── PASSAGE TO READ

The collision kernel $B(v_*-v,e)$ should depend only on the distance $|v-v_*|$ and the deviation angle $\theta$ given by
\[ \cos \theta = \frac{(v - v_*) \cdot \sigma }{|v-v_*|}.\]
We abuse notation by writing $B(v_*-v,e) = B(|v_*-v|,\theta)$.
 
The case $B(r,\theta) = Kr$ is known as Maxwell molecules.
 
From particle models interacting by inverse $s$-power force, the collision kernel has the form
\[ B(r,\theta) = r^\gamma \theta^{-d+1-\nu} b(\theta),\]
where
\begin{align*}
\gamma &= \frac{s - (2d - 1)}{s-1}, \\
\nu &= \frac 2 {s-1}, \\
\end{align*}
$b(\theta)$ is some positive bounded function which is not known explicitly.
 
The operator $Q(f,f)$ may not make sense even for $f$ smooth if $\gamma$ is too negative or $\nu$ is too large. The operator does make sense if $\gamma \in (-d,0)$ and $\nu \in (0,2)$.
 
In the case $s = 2d-1$, we obtain that the collision kernel $B(r,\theta)$ depends only on the angular variable $\theta$. This case is called ''Maxwellian molecules''.

────

WHAT THIS EXERCISE ASKS -
• a. According to the passage on collision kernels, for what ranges of $\gamma$ and $\nu$ does the operator $Q(f,f)$ make sense?
• b. Continue the passage on collision kernels from its last sentence.

── INFORMATION SHOWN

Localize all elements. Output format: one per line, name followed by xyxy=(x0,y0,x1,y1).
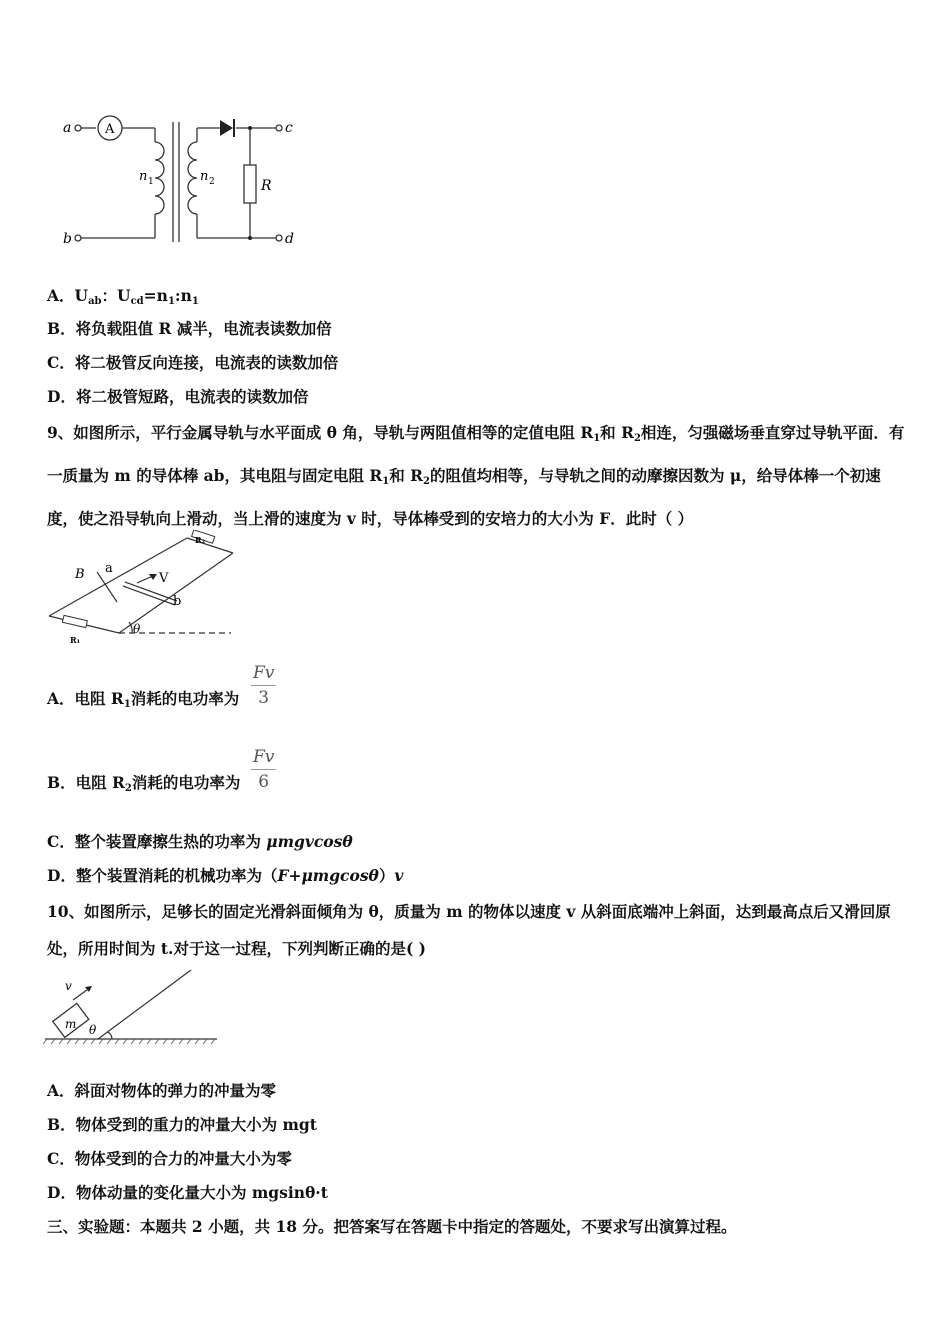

────

ANSWER LIST -
• a. $\gamma \in (-d,0)$ and $\nu \in (0,2)$.

• b.
=== Grad's angular cutoff assumption ===
 
This assumption consists in using a collision kernel that is integrable in the angular variable $\theta$. That is
\[ \int_{S^{d-1}} B(r,e) \mathrm d \sigma(e) < +\infty \text{ for all values of } r. \]
 
The purpose of this assumption is to simplify the mathematical analysis of the equation. Note that for particles interaction by inverse power forces this assumption never holds.
 
== Stationary solutions ==
 
The Gaussian (or Maxweillian) distributions in terms of $v$, which are constant in $x$, are stationary solutions of the equation. That is, any function of the form
\[ f(t,x,v) = a e^{-b|v-v_0|^2}, \]
is a solution. In fact, for this function one can check that the integrand in the definition of $Q$ is identically zero since $f' \, f'_* = f \, f_*$.
 
== Entropy ==
 
The following quantity is called the entropy and is monotone decreasing along the flow of the Boltzmann equation
\[ H(f) = \iint_{\R^d_x \times \R^d_v} f \ \log f \ \mathrm d v \, \mathrm d x. \]
 
The derivative of the entropy is called ''entropy dissipation'' and is given by the expression
\[ D(f) = -\frac{\mathrm d H(f)}{\mathrm d t} = \frac 14 \iint_{\R^{2d}} \int_{S^{d-1}} B(v-v_\ast,\sigma) (f' f'_\ast - f f_\ast) \left( \log (f'f'_\ast) - \log(f f_\ast) \right) \, \mathrm d \sigma \, \mathrm d v \, \mathrm d v_\ast \geq 0. \]
 
Without Grad's angular cut-off assumption, and for a rather general family of cross-sections $B$, the entropy dissipation is bounded below by a fractional Sobolev norm minus a small correction.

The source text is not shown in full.